● Record set
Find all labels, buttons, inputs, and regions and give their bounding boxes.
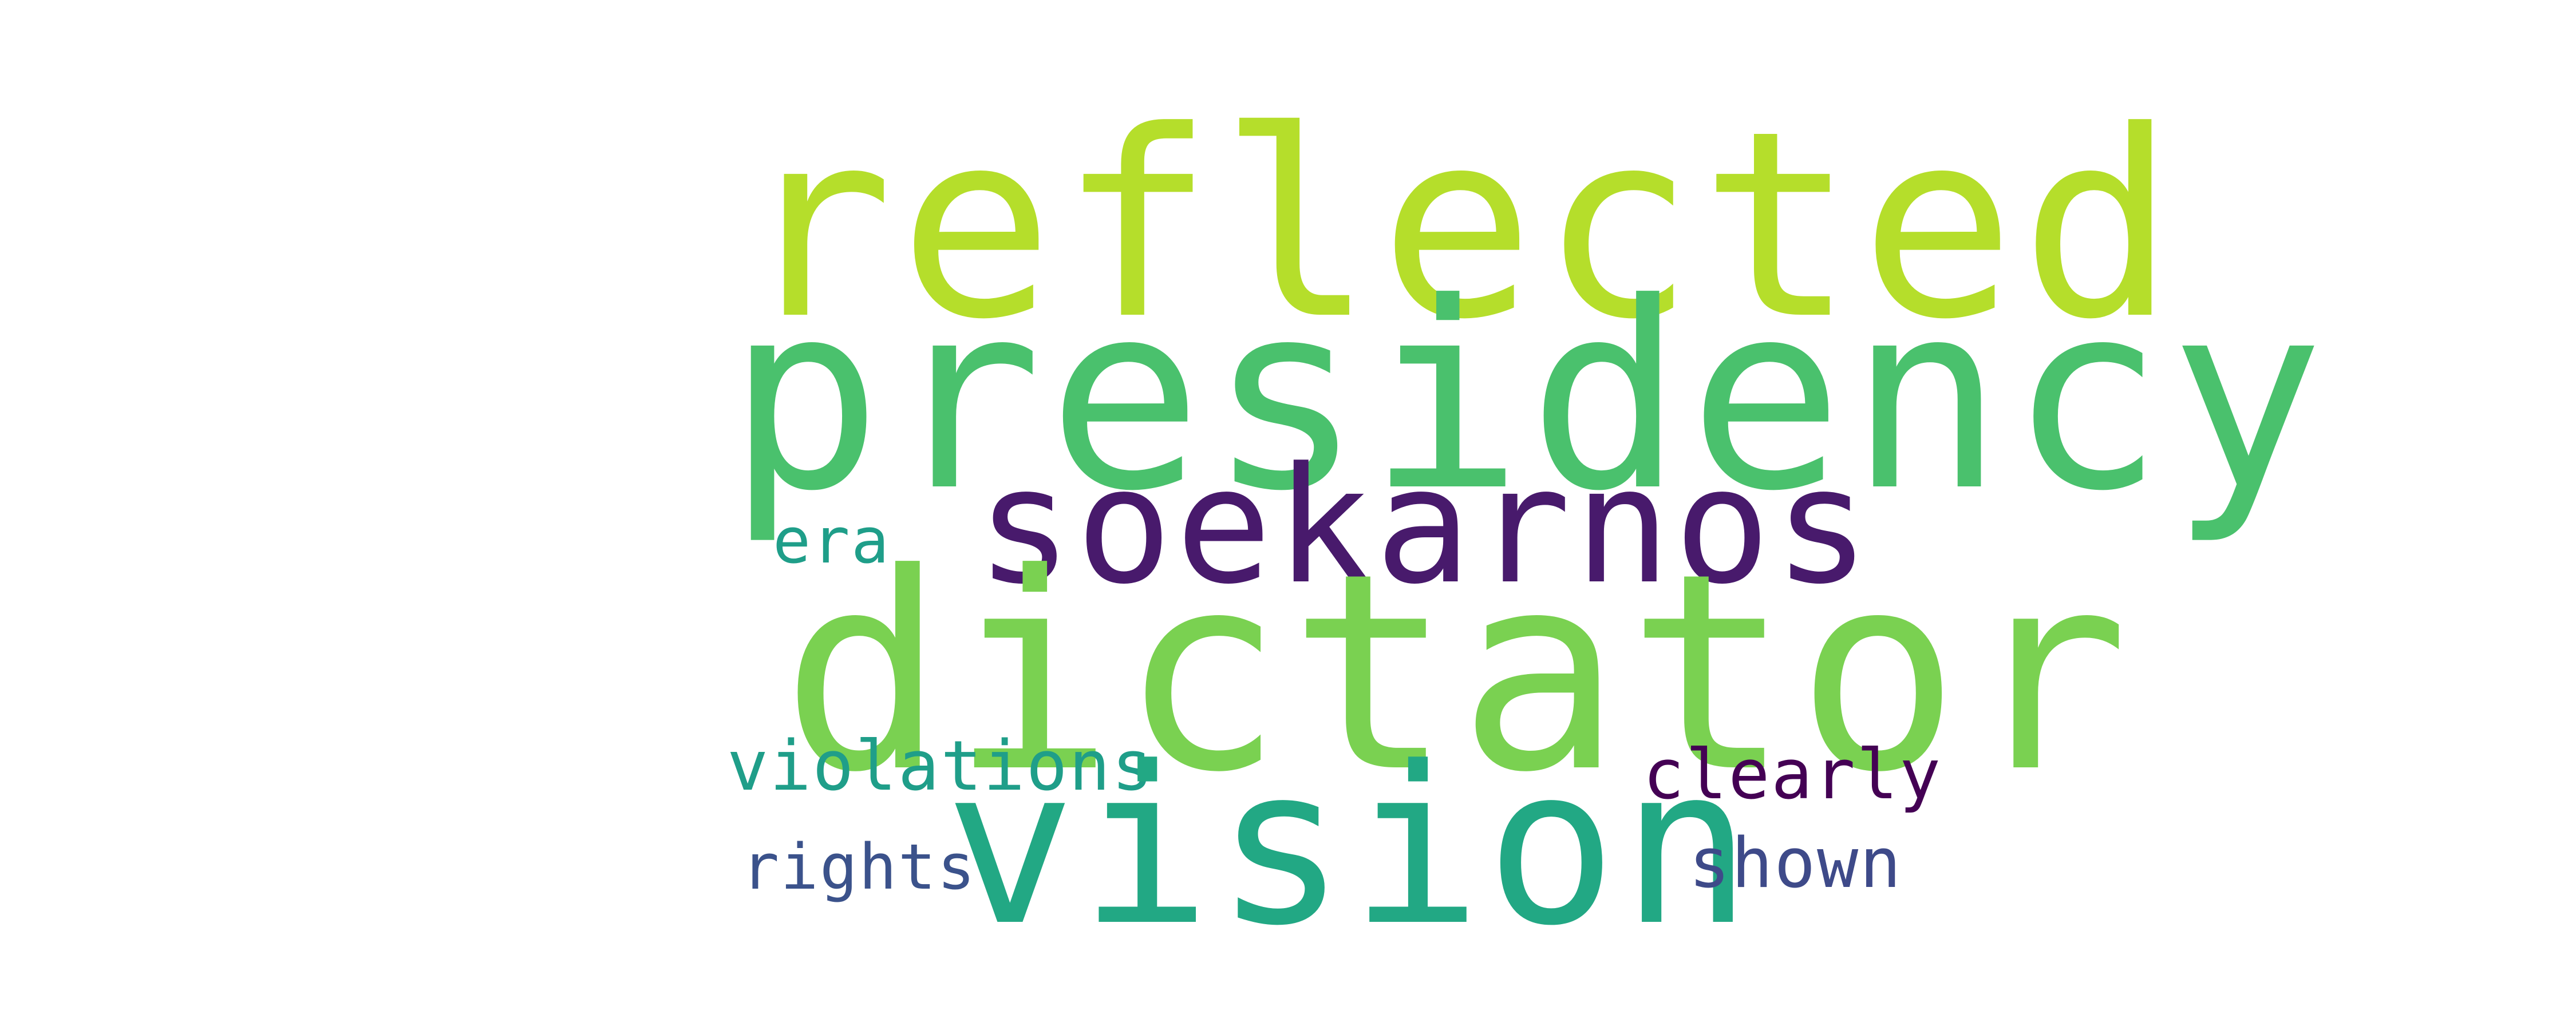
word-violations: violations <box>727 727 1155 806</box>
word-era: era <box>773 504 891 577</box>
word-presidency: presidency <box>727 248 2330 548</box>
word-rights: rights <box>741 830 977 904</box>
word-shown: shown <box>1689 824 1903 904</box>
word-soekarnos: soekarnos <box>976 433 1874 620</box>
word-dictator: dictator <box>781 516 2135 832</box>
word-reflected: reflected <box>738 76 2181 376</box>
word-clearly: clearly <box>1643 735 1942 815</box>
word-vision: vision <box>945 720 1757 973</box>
---
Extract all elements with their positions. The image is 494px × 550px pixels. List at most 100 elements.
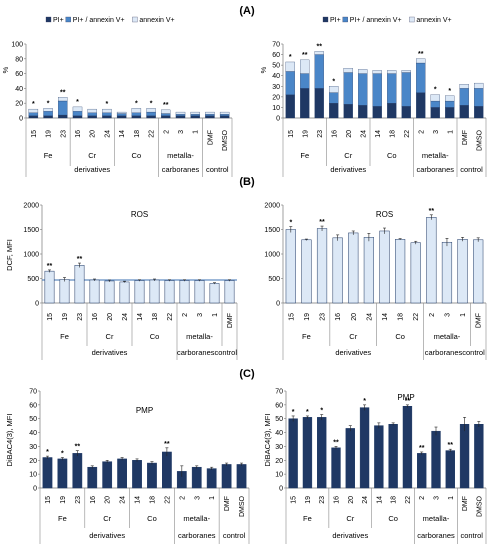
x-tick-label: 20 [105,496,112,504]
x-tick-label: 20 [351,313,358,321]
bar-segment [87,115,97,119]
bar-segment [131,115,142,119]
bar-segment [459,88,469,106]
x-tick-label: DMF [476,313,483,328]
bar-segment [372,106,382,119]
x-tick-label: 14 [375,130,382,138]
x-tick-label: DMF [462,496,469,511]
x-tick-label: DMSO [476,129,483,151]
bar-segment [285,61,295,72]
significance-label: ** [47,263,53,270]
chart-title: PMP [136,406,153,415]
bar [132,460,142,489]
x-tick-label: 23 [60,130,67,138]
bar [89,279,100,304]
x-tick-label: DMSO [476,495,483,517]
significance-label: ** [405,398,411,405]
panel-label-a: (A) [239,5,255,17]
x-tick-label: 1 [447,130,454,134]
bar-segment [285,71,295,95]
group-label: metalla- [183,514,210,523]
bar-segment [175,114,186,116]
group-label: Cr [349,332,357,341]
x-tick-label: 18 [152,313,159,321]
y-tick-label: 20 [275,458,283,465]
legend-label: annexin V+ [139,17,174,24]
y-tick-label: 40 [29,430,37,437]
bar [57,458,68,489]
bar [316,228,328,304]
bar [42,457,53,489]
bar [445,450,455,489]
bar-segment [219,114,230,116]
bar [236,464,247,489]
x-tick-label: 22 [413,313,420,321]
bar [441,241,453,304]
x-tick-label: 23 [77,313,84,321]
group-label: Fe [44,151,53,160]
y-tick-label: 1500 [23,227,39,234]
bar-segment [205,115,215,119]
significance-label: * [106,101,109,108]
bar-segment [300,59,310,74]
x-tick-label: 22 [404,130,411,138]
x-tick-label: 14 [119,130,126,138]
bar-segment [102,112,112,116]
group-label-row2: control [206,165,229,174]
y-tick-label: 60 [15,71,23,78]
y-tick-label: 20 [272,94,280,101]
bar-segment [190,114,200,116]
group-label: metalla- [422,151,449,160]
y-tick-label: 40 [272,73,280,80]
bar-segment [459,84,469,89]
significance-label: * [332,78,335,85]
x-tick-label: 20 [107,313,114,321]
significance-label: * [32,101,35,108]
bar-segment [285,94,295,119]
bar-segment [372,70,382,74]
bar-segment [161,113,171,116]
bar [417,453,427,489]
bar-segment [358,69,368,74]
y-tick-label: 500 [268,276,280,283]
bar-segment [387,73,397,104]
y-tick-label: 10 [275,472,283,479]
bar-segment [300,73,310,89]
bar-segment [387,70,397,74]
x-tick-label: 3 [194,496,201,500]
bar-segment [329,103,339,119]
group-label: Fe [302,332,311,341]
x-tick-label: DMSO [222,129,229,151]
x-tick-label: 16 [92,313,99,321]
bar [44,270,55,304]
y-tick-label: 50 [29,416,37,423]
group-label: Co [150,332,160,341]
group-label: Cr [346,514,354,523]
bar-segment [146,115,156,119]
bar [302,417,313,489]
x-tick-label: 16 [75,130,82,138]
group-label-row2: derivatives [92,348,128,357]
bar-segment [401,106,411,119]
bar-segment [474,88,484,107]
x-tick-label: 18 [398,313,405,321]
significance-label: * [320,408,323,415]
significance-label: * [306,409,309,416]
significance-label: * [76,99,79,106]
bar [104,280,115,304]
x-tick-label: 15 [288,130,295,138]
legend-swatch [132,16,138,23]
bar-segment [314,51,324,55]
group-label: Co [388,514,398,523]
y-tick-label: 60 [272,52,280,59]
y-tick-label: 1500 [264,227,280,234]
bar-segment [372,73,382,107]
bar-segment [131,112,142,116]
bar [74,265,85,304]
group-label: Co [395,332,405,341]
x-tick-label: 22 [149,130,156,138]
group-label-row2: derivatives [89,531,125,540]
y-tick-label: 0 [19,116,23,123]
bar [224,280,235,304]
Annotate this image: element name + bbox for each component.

● What you should do
Return every line above that contains the string "DMSO".

● Task solution
x-tick-label: DMSO [476,129,483,151]
x-tick-label: DMSO [476,495,483,517]
x-tick-label: DMSO [222,129,229,151]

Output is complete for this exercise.